== EXERCISE ==
Each line below is to be written out in full, exactly as shown.

== DATA ENTRIES ==
[start]

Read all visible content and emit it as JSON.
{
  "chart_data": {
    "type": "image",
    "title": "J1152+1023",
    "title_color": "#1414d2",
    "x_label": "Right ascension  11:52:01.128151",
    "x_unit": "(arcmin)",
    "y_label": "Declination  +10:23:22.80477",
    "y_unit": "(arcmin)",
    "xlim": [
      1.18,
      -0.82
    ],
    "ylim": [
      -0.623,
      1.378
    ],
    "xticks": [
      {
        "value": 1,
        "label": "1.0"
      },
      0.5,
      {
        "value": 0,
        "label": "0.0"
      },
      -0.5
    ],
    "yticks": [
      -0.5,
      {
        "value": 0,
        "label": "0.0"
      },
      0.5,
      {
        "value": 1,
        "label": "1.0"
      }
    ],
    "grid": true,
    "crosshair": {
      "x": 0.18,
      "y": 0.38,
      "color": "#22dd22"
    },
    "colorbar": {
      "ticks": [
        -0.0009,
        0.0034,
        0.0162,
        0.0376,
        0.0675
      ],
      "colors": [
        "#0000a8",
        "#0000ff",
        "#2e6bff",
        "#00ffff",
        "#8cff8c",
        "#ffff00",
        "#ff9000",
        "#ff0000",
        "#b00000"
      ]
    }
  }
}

[end]

== RESULT OF THE EXERCISE ==
Read all visible content and emit it as JSON.
{
  "chart_data": {
    "type": "image",
    "title": "J1152+1023",
    "title_color": "#1414d2",
    "x_label": "Right ascension  11:52:01.128151",
    "x_unit": "(arcmin)",
    "y_label": "Declination  +10:23:22.80477",
    "y_unit": "(arcmin)",
    "xlim": [
      1.18,
      -0.82
    ],
    "ylim": [
      -0.623,
      1.378
    ],
    "xticks": [
      {
        "value": 1,
        "label": "1.0"
      },
      0.5,
      {
        "value": 0,
        "label": "0.0"
      },
      -0.5
    ],
    "yticks": [
      -0.5,
      {
        "value": 0,
        "label": "0.0"
      },
      0.5,
      {
        "value": 1,
        "label": "1.0"
      }
    ],
    "grid": true,
    "crosshair": {
      "x": 0.18,
      "y": 0.38,
      "color": "#22dd22"
    },
    "colorbar": {
      "ticks": [
        -0.0009,
        0.0034,
        0.0162,
        0.0376,
        0.0675
      ],
      "colors": [
        "#0000a8",
        "#0000ff",
        "#2e6bff",
        "#00ffff",
        "#8cff8c",
        "#ffff00",
        "#ff9000",
        "#ff0000",
        "#b00000"
      ]
    }
  }
}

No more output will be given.